> PROBLEM REQUIREMENTS
All the data should come back exactly as it was given.

Extracted data entries

[BEGIN]

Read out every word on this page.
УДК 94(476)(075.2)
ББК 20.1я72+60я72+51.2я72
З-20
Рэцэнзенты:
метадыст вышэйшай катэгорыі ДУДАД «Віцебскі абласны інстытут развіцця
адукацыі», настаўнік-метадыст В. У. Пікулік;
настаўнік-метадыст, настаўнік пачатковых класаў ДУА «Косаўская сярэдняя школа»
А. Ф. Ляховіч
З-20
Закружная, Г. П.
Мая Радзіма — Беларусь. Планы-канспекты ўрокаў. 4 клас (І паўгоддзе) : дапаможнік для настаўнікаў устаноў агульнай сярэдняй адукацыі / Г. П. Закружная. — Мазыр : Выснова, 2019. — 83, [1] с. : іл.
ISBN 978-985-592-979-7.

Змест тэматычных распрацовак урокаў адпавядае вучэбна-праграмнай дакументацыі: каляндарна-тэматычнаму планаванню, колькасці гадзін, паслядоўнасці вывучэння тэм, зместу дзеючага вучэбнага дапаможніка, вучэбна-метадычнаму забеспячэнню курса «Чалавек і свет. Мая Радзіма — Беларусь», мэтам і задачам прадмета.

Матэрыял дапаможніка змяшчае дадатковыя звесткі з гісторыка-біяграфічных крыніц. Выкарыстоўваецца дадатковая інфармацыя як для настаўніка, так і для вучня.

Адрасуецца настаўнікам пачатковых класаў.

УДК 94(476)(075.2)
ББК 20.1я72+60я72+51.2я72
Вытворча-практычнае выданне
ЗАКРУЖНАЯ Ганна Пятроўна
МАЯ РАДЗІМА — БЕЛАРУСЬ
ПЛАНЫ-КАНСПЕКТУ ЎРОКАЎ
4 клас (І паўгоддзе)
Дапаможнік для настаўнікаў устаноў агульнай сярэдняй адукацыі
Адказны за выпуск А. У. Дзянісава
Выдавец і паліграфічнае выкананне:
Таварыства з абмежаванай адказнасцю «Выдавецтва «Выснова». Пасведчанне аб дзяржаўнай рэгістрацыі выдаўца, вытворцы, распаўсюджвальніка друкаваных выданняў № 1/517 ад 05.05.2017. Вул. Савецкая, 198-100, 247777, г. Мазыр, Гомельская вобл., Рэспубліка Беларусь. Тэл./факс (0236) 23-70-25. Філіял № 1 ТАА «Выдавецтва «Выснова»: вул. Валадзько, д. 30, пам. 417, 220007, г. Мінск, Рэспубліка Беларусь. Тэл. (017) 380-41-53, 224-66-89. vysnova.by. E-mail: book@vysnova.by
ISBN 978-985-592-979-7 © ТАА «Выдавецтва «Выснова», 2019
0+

[END]

> CORRECT RESULT
Read out every word on this page.
УДК 94(476)(075.2)
ББК 20.1я72+60я72+51.2я72
З-20
Рэцэнзенты:
метадыст вышэйшай катэгорыі ДУДАД «Віцебскі абласны інстытут развіцця
адукацыі», настаўнік-метадыст В. У. Пікулік;
настаўнік-метадыст, настаўнік пачатковых класаў ДУА «Косаўская сярэдняя школа»
А. Ф. Ляховіч
З-20
Закружная, Г. П.
Мая Радзіма — Беларусь. Планы-канспекты ўрокаў. 4 клас (І паўгоддзе) : дапаможнік для настаўнікаў устаноў агульнай сярэдняй адукацыі / Г. П. Закружная. — Мазыр : Выснова, 2019. — 83, [1] с. : іл.
ISBN 978-985-592-979-7.

Змест тэматычных распрацовак урокаў адпавядае вучэбна-праграмнай дакументацыі: каляндарна-тэматычнаму планаванню, колькасці гадзін, паслядоўнасці вывучэння тэм, зместу дзеючага вучэбнага дапаможніка, вучэбна-метадычнаму забеспячэнню курса «Чалавек і свет. Мая Радзіма — Беларусь», мэтам і задачам прадмета.

Матэрыял дапаможніка змяшчае дадатковыя звесткі з гісторыка-біяграфічных крыніц. Выкарыстоўваецца дадатковая інфармацыя як для настаўніка, так і для вучня.

Адрасуецца настаўнікам пачатковых класаў.

УДК 94(476)(075.2)
ББК 20.1я72+60я72+51.2я72
Вытворча-практычнае выданне
ЗАКРУЖНАЯ Ганна Пятроўна
МАЯ РАДЗІМА — БЕЛАРУСЬ
ПЛАНЫ-КАНСПЕКТУ ЎРОКАЎ
4 клас (І паўгоддзе)
Дапаможнік для настаўнікаў устаноў агульнай сярэдняй адукацыі
Адказны за выпуск А. У. Дзянісава
Выдавец і паліграфічнае выкананне:
Таварыства з абмежаванай адказнасцю «Выдавецтва «Выснова». Пасведчанне аб дзяржаўнай рэгістрацыі выдаўца, вытворцы, распаўсюджвальніка друкаваных выданняў № 1/517 ад 05.05.2017. Вул. Савецкая, 198-100, 247777, г. Мазыр, Гомельская вобл., Рэспубліка Беларусь. Тэл./факс (0236) 23-70-25. Філіял № 1 ТАА «Выдавецтва «Выснова»: вул. Валадзько, д. 30, пам. 417, 220007, г. Мінск, Рэспубліка Беларусь. Тэл. (017) 380-41-53, 224-66-89. vysnova.by. E-mail: book@vysnova.by
ISBN 978-985-592-979-7 © ТАА «Выдавецтва «Выснова», 2019
0+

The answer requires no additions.